### What to do
Please retype the records below exactly, leaving out any pictures.

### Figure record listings
——
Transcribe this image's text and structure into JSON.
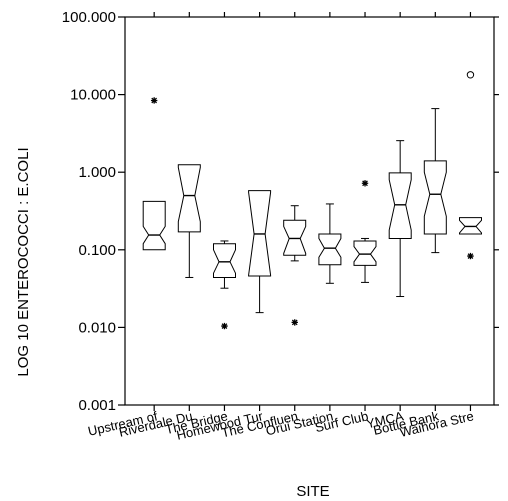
{
  "chart_data": {
    "type": "box",
    "xlabel": "SITE",
    "ylabel": "LOG 10 ENTEROCOCCI : E.COLI",
    "y_scale": "log",
    "ylim": [
      0.001,
      100
    ],
    "y_ticks": [
      {
        "value": 0.001,
        "label": "0.001"
      },
      {
        "value": 0.01,
        "label": "0.010"
      },
      {
        "value": 0.1,
        "label": "0.100"
      },
      {
        "value": 1,
        "label": "1.000"
      },
      {
        "value": 10,
        "label": "10.000"
      },
      {
        "value": 100,
        "label": "100.000"
      }
    ],
    "categories": [
      "Upstream of",
      "Riverdale Du",
      "The Bridge",
      "Homewood Tur",
      "The Confluen",
      "Orui Station",
      "Surf Club",
      "YMCA",
      "Bottle Bank",
      "Waihora Stre"
    ],
    "boxes": [
      {
        "whisker_low": 0.1,
        "q1": 0.1,
        "median": 0.155,
        "q3": 0.42,
        "whisker_high": 0.42,
        "notch_low": 0.12,
        "notch_high": 0.2,
        "outliers": [
          {
            "value": 8.4,
            "marker": "star"
          }
        ]
      },
      {
        "whisker_low": 0.044,
        "q1": 0.17,
        "median": 0.5,
        "q3": 1.25,
        "whisker_high": 1.25,
        "notch_low": 0.23,
        "notch_high": 1.15,
        "outliers": []
      },
      {
        "whisker_low": 0.032,
        "q1": 0.044,
        "median": 0.07,
        "q3": 0.12,
        "whisker_high": 0.13,
        "notch_low": 0.05,
        "notch_high": 0.1,
        "outliers": [
          {
            "value": 0.0104,
            "marker": "star"
          }
        ]
      },
      {
        "whisker_low": 0.0155,
        "q1": 0.046,
        "median": 0.16,
        "q3": 0.58,
        "whisker_high": 0.58,
        "notch_low": 0.047,
        "notch_high": 0.55,
        "outliers": []
      },
      {
        "whisker_low": 0.072,
        "q1": 0.085,
        "median": 0.14,
        "q3": 0.24,
        "whisker_high": 0.37,
        "notch_low": 0.09,
        "notch_high": 0.2,
        "outliers": [
          {
            "value": 0.0116,
            "marker": "star"
          }
        ]
      },
      {
        "whisker_low": 0.037,
        "q1": 0.064,
        "median": 0.105,
        "q3": 0.16,
        "whisker_high": 0.39,
        "notch_low": 0.08,
        "notch_high": 0.14,
        "outliers": []
      },
      {
        "whisker_low": 0.038,
        "q1": 0.063,
        "median": 0.088,
        "q3": 0.13,
        "whisker_high": 0.14,
        "notch_low": 0.07,
        "notch_high": 0.11,
        "outliers": [
          {
            "value": 0.72,
            "marker": "star"
          }
        ]
      },
      {
        "whisker_low": 0.025,
        "q1": 0.14,
        "median": 0.38,
        "q3": 0.98,
        "whisker_high": 2.55,
        "notch_low": 0.18,
        "notch_high": 0.8,
        "outliers": []
      },
      {
        "whisker_low": 0.092,
        "q1": 0.16,
        "median": 0.52,
        "q3": 1.4,
        "whisker_high": 6.6,
        "notch_low": 0.27,
        "notch_high": 1.0,
        "outliers": []
      },
      {
        "whisker_low": 0.16,
        "q1": 0.16,
        "median": 0.2,
        "q3": 0.26,
        "whisker_high": 0.26,
        "notch_low": 0.165,
        "notch_high": 0.24,
        "outliers": [
          {
            "value": 0.083,
            "marker": "star"
          },
          {
            "value": 18,
            "marker": "circle"
          }
        ]
      }
    ]
  }
}
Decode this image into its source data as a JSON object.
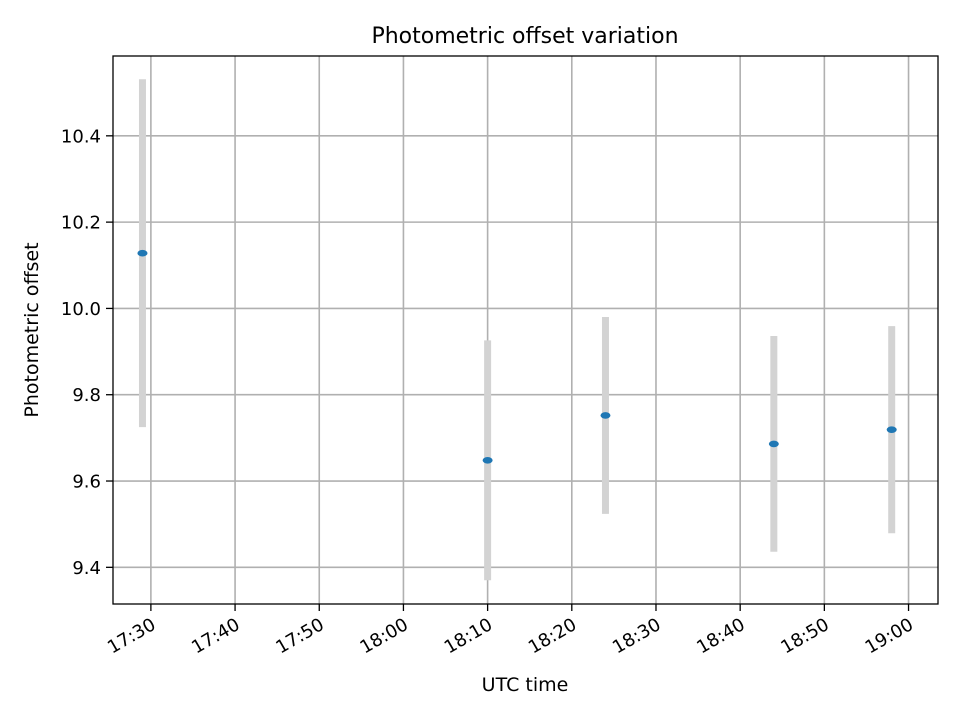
{
  "chart_data": {
    "type": "scatter",
    "title": "Photometric offset variation",
    "xlabel": "UTC time",
    "ylabel": "Photometric offset",
    "x_type": "time",
    "xlim": [
      "17:25:30",
      "19:03:30"
    ],
    "ylim": [
      9.315,
      10.585
    ],
    "x_ticks": [
      "17:30",
      "17:40",
      "17:50",
      "18:00",
      "18:10",
      "18:20",
      "18:30",
      "18:40",
      "18:50",
      "19:00"
    ],
    "y_ticks": [
      9.4,
      9.6,
      9.8,
      10.0,
      10.2,
      10.4
    ],
    "y_tick_labels": [
      "9.4",
      "9.6",
      "9.8",
      "10.0",
      "10.2",
      "10.4"
    ],
    "grid": true,
    "marker_color": "#1f77b4",
    "errorbar_color": "#d3d3d3",
    "points": [
      {
        "x": "17:29:00",
        "y": 10.128,
        "err": 0.403
      },
      {
        "x": "18:10:00",
        "y": 9.648,
        "err": 0.278
      },
      {
        "x": "18:24:00",
        "y": 9.752,
        "err": 0.228
      },
      {
        "x": "18:44:00",
        "y": 9.686,
        "err": 0.25
      },
      {
        "x": "18:58:00",
        "y": 9.719,
        "err": 0.24
      }
    ]
  }
}
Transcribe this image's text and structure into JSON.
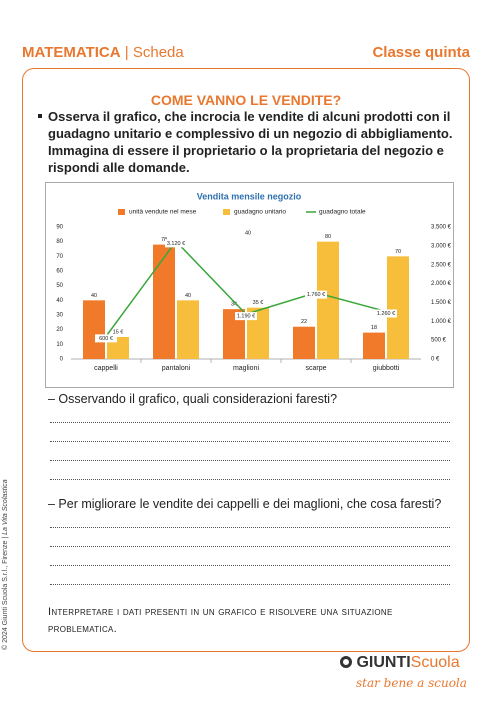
{
  "header": {
    "subject": "MATEMATICA",
    "separator": "|",
    "sheet": "Scheda",
    "grade": "Classe quinta"
  },
  "title": "COME VANNO LE VENDITE?",
  "instruction": "Osserva il grafico, che incrocia le vendite di alcuni prodotti con il guadagno unitario e complessivo di un negozio di abbigliamento. Immagina di essere il proprietario o la proprietaria del negozio e rispondi alle domande.",
  "chart_data": {
    "type": "bar",
    "title": "Vendita mensile negozio",
    "categories": [
      "cappelli",
      "pantaloni",
      "maglioni",
      "scarpe",
      "giubbotti"
    ],
    "series": [
      {
        "name": "unità vendute nel mese",
        "color": "#f07a2a",
        "values": [
          40,
          78,
          34,
          22,
          18
        ]
      },
      {
        "name": "guadagno unitario",
        "color": "#f6be3a",
        "values": [
          15,
          40,
          35,
          80,
          70
        ],
        "value_labels": [
          "15 €",
          "40",
          "35 €",
          "80",
          "70"
        ]
      },
      {
        "name": "guadagno totale",
        "color": "#3aa63a",
        "type": "line",
        "axis": "y2",
        "values": [
          600,
          3120,
          1190,
          1760,
          1260
        ],
        "value_labels": [
          "600 €",
          "3.120 €",
          "1.190 €",
          "1.760 €",
          "1.260 €"
        ]
      }
    ],
    "ylim": [
      0,
      90
    ],
    "yticks": [
      0,
      10,
      20,
      30,
      40,
      50,
      60,
      70,
      80,
      90
    ],
    "y2lim": [
      0,
      3500
    ],
    "y2ticks": [
      {
        "value": 0,
        "label": "0 €"
      },
      {
        "value": 500,
        "label": "500 €"
      },
      {
        "value": 1000,
        "label": "1.000 €"
      },
      {
        "value": 1500,
        "label": "1.500 €"
      },
      {
        "value": 2000,
        "label": "2.000 €"
      },
      {
        "value": 2500,
        "label": "2.500 €"
      },
      {
        "value": 3000,
        "label": "3.000 €"
      },
      {
        "value": 3500,
        "label": "3.500 €"
      }
    ],
    "annotations": [
      "40"
    ],
    "grid": false
  },
  "questions": [
    "– Osservando il grafico, quali considerazioni faresti?",
    "– Per migliorare le vendite dei cappelli e dei maglioni, che cosa faresti?"
  ],
  "objective": "Interpretare i dati presenti in un grafico e risolvere una situazione problematica.",
  "footer": {
    "brand": "GIUNTI",
    "brand_sub": "Scuola",
    "tagline": "star bene a scuola"
  },
  "copyright": {
    "text": "© 2024 Giunti Scuola S.r.l., Firenze |",
    "magazine": "La Vita Scolastica"
  }
}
——
### Reply
Transcribe this image's text and structure into JSON.
{
  "chart_data": {
    "type": "box",
    "xlabel": "SITE",
    "ylabel": "LOG 10 ENTEROCOCCI : E.COLI",
    "y_scale": "log",
    "ylim": [
      0.001,
      100
    ],
    "y_ticks": [
      {
        "value": 0.001,
        "label": "0.001"
      },
      {
        "value": 0.01,
        "label": "0.010"
      },
      {
        "value": 0.1,
        "label": "0.100"
      },
      {
        "value": 1,
        "label": "1.000"
      },
      {
        "value": 10,
        "label": "10.000"
      },
      {
        "value": 100,
        "label": "100.000"
      }
    ],
    "categories": [
      "Upstream of",
      "Riverdale Du",
      "The Bridge",
      "Homewood Tur",
      "The Confluen",
      "Orui Station",
      "Surf Club",
      "YMCA",
      "Bottle Bank",
      "Waihora Stre"
    ],
    "boxes": [
      {
        "whisker_low": 0.1,
        "q1": 0.1,
        "median": 0.155,
        "q3": 0.42,
        "whisker_high": 0.42,
        "notch_low": 0.12,
        "notch_high": 0.2,
        "outliers": [
          {
            "value": 8.4,
            "marker": "star"
          }
        ]
      },
      {
        "whisker_low": 0.044,
        "q1": 0.17,
        "median": 0.5,
        "q3": 1.25,
        "whisker_high": 1.25,
        "notch_low": 0.23,
        "notch_high": 1.15,
        "outliers": []
      },
      {
        "whisker_low": 0.032,
        "q1": 0.044,
        "median": 0.07,
        "q3": 0.12,
        "whisker_high": 0.13,
        "notch_low": 0.05,
        "notch_high": 0.1,
        "outliers": [
          {
            "value": 0.0104,
            "marker": "star"
          }
        ]
      },
      {
        "whisker_low": 0.0155,
        "q1": 0.046,
        "median": 0.16,
        "q3": 0.58,
        "whisker_high": 0.58,
        "notch_low": 0.047,
        "notch_high": 0.55,
        "outliers": []
      },
      {
        "whisker_low": 0.072,
        "q1": 0.085,
        "median": 0.14,
        "q3": 0.24,
        "whisker_high": 0.37,
        "notch_low": 0.09,
        "notch_high": 0.2,
        "outliers": [
          {
            "value": 0.0116,
            "marker": "star"
          }
        ]
      },
      {
        "whisker_low": 0.037,
        "q1": 0.064,
        "median": 0.105,
        "q3": 0.16,
        "whisker_high": 0.39,
        "notch_low": 0.08,
        "notch_high": 0.14,
        "outliers": []
      },
      {
        "whisker_low": 0.038,
        "q1": 0.063,
        "median": 0.088,
        "q3": 0.13,
        "whisker_high": 0.14,
        "notch_low": 0.07,
        "notch_high": 0.11,
        "outliers": [
          {
            "value": 0.72,
            "marker": "star"
          }
        ]
      },
      {
        "whisker_low": 0.025,
        "q1": 0.14,
        "median": 0.38,
        "q3": 0.98,
        "whisker_high": 2.55,
        "notch_low": 0.18,
        "notch_high": 0.8,
        "outliers": []
      },
      {
        "whisker_low": 0.092,
        "q1": 0.16,
        "median": 0.52,
        "q3": 1.4,
        "whisker_high": 6.6,
        "notch_low": 0.27,
        "notch_high": 1.0,
        "outliers": []
      },
      {
        "whisker_low": 0.16,
        "q1": 0.16,
        "median": 0.2,
        "q3": 0.26,
        "whisker_high": 0.26,
        "notch_low": 0.165,
        "notch_high": 0.24,
        "outliers": [
          {
            "value": 0.083,
            "marker": "star"
          },
          {
            "value": 18,
            "marker": "circle"
          }
        ]
      }
    ]
  }
}
Decode this image into its source data as a JSON object.
{
  "chart_data": {
    "type": "scatter",
    "title": "Photometric offset variation",
    "xlabel": "UTC time",
    "ylabel": "Photometric offset",
    "x_type": "time",
    "xlim": [
      "17:25:30",
      "19:03:30"
    ],
    "ylim": [
      9.315,
      10.585
    ],
    "x_ticks": [
      "17:30",
      "17:40",
      "17:50",
      "18:00",
      "18:10",
      "18:20",
      "18:30",
      "18:40",
      "18:50",
      "19:00"
    ],
    "y_ticks": [
      9.4,
      9.6,
      9.8,
      10.0,
      10.2,
      10.4
    ],
    "y_tick_labels": [
      "9.4",
      "9.6",
      "9.8",
      "10.0",
      "10.2",
      "10.4"
    ],
    "grid": true,
    "marker_color": "#1f77b4",
    "errorbar_color": "#d3d3d3",
    "points": [
      {
        "x": "17:29:00",
        "y": 10.128,
        "err": 0.403
      },
      {
        "x": "18:10:00",
        "y": 9.648,
        "err": 0.278
      },
      {
        "x": "18:24:00",
        "y": 9.752,
        "err": 0.228
      },
      {
        "x": "18:44:00",
        "y": 9.686,
        "err": 0.25
      },
      {
        "x": "18:58:00",
        "y": 9.719,
        "err": 0.24
      }
    ]
  }
}
Transcribe this image's text and structure into JSON.
{
  "header": {
    "subject": "MATEMATICA",
    "separator": "|",
    "sheet": "Scheda",
    "grade": "Classe quinta"
  },
  "title": "COME VANNO LE VENDITE?",
  "instruction": "Osserva il grafico, che incrocia le vendite di alcuni prodotti con il guadagno unitario e complessivo di un negozio di abbigliamento. Immagina di essere il proprietario o la proprietaria del negozio e rispondi alle domande.",
  "chart_data": {
    "type": "bar",
    "title": "Vendita mensile negozio",
    "categories": [
      "cappelli",
      "pantaloni",
      "maglioni",
      "scarpe",
      "giubbotti"
    ],
    "series": [
      {
        "name": "unità vendute nel mese",
        "color": "#f07a2a",
        "values": [
          40,
          78,
          34,
          22,
          18
        ]
      },
      {
        "name": "guadagno unitario",
        "color": "#f6be3a",
        "values": [
          15,
          40,
          35,
          80,
          70
        ],
        "value_labels": [
          "15 €",
          "40",
          "35 €",
          "80",
          "70"
        ]
      },
      {
        "name": "guadagno totale",
        "color": "#3aa63a",
        "type": "line",
        "axis": "y2",
        "values": [
          600,
          3120,
          1190,
          1760,
          1260
        ],
        "value_labels": [
          "600 €",
          "3.120 €",
          "1.190 €",
          "1.760 €",
          "1.260 €"
        ]
      }
    ],
    "ylim": [
      0,
      90
    ],
    "yticks": [
      0,
      10,
      20,
      30,
      40,
      50,
      60,
      70,
      80,
      90
    ],
    "y2lim": [
      0,
      3500
    ],
    "y2ticks": [
      {
        "value": 0,
        "label": "0 €"
      },
      {
        "value": 500,
        "label": "500 €"
      },
      {
        "value": 1000,
        "label": "1.000 €"
      },
      {
        "value": 1500,
        "label": "1.500 €"
      },
      {
        "value": 2000,
        "label": "2.000 €"
      },
      {
        "value": 2500,
        "label": "2.500 €"
      },
      {
        "value": 3000,
        "label": "3.000 €"
      },
      {
        "value": 3500,
        "label": "3.500 €"
      }
    ],
    "annotations": [
      "40"
    ],
    "grid": false
  },
  "questions": [
    "– Osservando il grafico, quali considerazioni faresti?",
    "– Per migliorare le vendite dei cappelli e dei maglioni, che cosa faresti?"
  ],
  "objective": "Interpretare i dati presenti in un grafico e risolvere una situazione problematica.",
  "footer": {
    "brand": "GIUNTI",
    "brand_sub": "Scuola",
    "tagline": "star bene a scuola"
  },
  "copyright": {
    "text": "© 2024 Giunti Scuola S.r.l., Firenze |",
    "magazine": "La Vita Scolastica"
  }
}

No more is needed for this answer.